▸ **SUPPLIED ENTRIES**
* * * * *

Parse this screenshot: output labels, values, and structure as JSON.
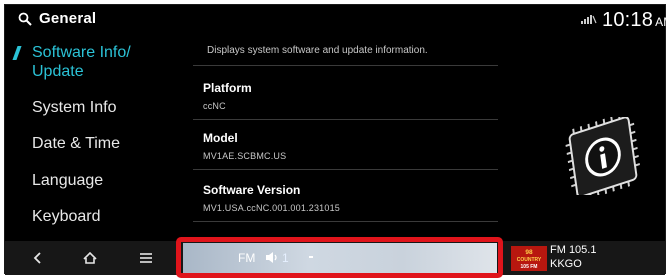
{
  "header": {
    "title": "General",
    "time": "10:18",
    "ampm": "AM"
  },
  "sidebar": {
    "items": [
      {
        "label": "Software Info/\nUpdate",
        "active": true
      },
      {
        "label": "System Info",
        "active": false
      },
      {
        "label": "Date & Time",
        "active": false
      },
      {
        "label": "Language",
        "active": false
      },
      {
        "label": "Keyboard",
        "active": false
      }
    ]
  },
  "content": {
    "description": "Displays system software and update information.",
    "sections": [
      {
        "title": "Platform",
        "value": "ccNC"
      },
      {
        "title": "Model",
        "value": "MV1AE.SCBMC.US"
      },
      {
        "title": "Software Version",
        "value": "MV1.USA.ccNC.001.001.231015"
      }
    ]
  },
  "bottom_bar": {
    "media": {
      "band": "FM",
      "preset": "1"
    },
    "station": {
      "logo_text": "98 COUNTRY 105 FM",
      "frequency": "FM 105.1",
      "callsign": "KKGO"
    }
  },
  "colors": {
    "accent": "#2bc2d6",
    "highlight": "#e0141b",
    "background": "#000000"
  },
  "icons": [
    "search-icon",
    "signal-status-icon",
    "chip-info-icon",
    "back-icon",
    "home-icon",
    "menu-icon",
    "volume-icon"
  ]
}
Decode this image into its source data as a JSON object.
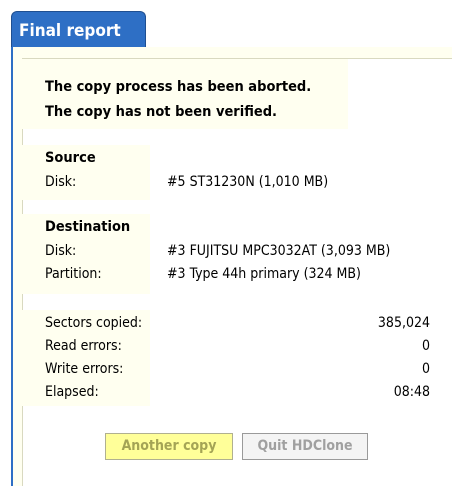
{
  "tab": {
    "title": "Final report"
  },
  "message": {
    "line1": "The copy process has been aborted.",
    "line2": "The copy has not been verified."
  },
  "source": {
    "heading": "Source",
    "disk_label": "Disk:",
    "disk_value": "#5 ST31230N (1,010 MB)"
  },
  "destination": {
    "heading": "Destination",
    "disk_label": "Disk:",
    "disk_value": "#3 FUJITSU MPC3032AT (3,093 MB)",
    "partition_label": "Partition:",
    "partition_value": "#3 Type 44h primary (324 MB)"
  },
  "stats": [
    {
      "label": "Sectors copied:",
      "value": "385,024"
    },
    {
      "label": "Read errors:",
      "value": "0"
    },
    {
      "label": "Write errors:",
      "value": "0"
    },
    {
      "label": "Elapsed:",
      "value": "08:48"
    }
  ],
  "buttons": {
    "another_copy": "Another copy",
    "quit": "Quit HDClone"
  },
  "colors": {
    "accent": "#2e6fc5",
    "panel_bg": "#fffff0",
    "primary_button": "#ffff99"
  }
}
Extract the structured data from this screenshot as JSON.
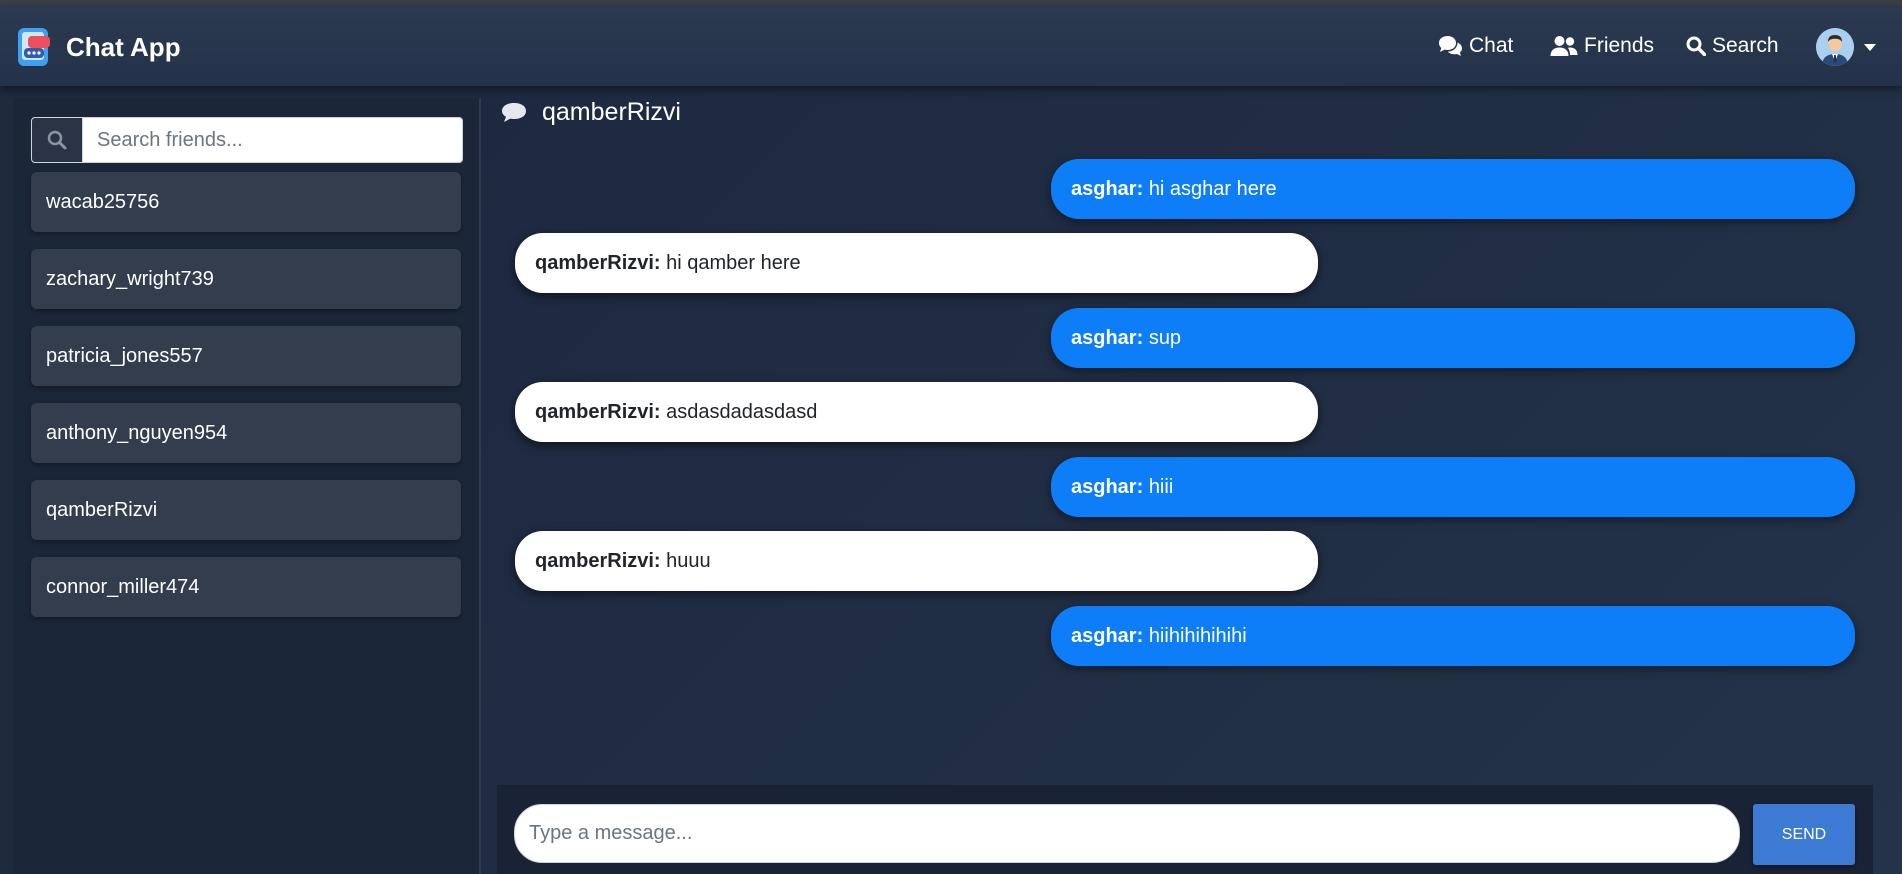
{
  "app": {
    "title": "Chat App"
  },
  "nav": {
    "chat_label": "Chat",
    "friends_label": "Friends",
    "search_label": "Search"
  },
  "sidebar": {
    "search_placeholder": "Search friends...",
    "friends": [
      "wacab25756",
      "zachary_wright739",
      "patricia_jones557",
      "anthony_nguyen954",
      "qamberRizvi",
      "connor_miller474"
    ]
  },
  "chat": {
    "header_name": "qamberRizvi",
    "messages": [
      {
        "sender": "asghar:",
        "text": "hi asghar here",
        "outgoing": true
      },
      {
        "sender": "qamberRizvi:",
        "text": "hi qamber here",
        "outgoing": false
      },
      {
        "sender": "asghar:",
        "text": "sup",
        "outgoing": true
      },
      {
        "sender": "qamberRizvi:",
        "text": "asdasdadasdasd",
        "outgoing": false
      },
      {
        "sender": "asghar:",
        "text": "hiii",
        "outgoing": true
      },
      {
        "sender": "qamberRizvi:",
        "text": "huuu",
        "outgoing": false
      },
      {
        "sender": "asghar:",
        "text": "hiihihihihihi",
        "outgoing": true
      }
    ]
  },
  "composer": {
    "placeholder": "Type a message...",
    "send_label": "SEND"
  },
  "colors": {
    "accent": "#0d7ef8",
    "send_button": "#3c7ad4",
    "navbar": "#2b3a50"
  },
  "icons": {
    "brand": "chat-app-logo",
    "chat": "comments-icon",
    "friends": "users-icon",
    "search": "search-icon",
    "chat_header": "comment-icon"
  }
}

* * * * *

▸ **TASK GOAL**
Pick out and copy the lines of the entries that hold the string "title".

▸ **SOLUTION TO THIS PROBLEM**
    "title": "General",
        "title": "Platform",
        "title": "Model",
        "title": "Software Version",
    "title": "Final report"
    "title": "Chat App"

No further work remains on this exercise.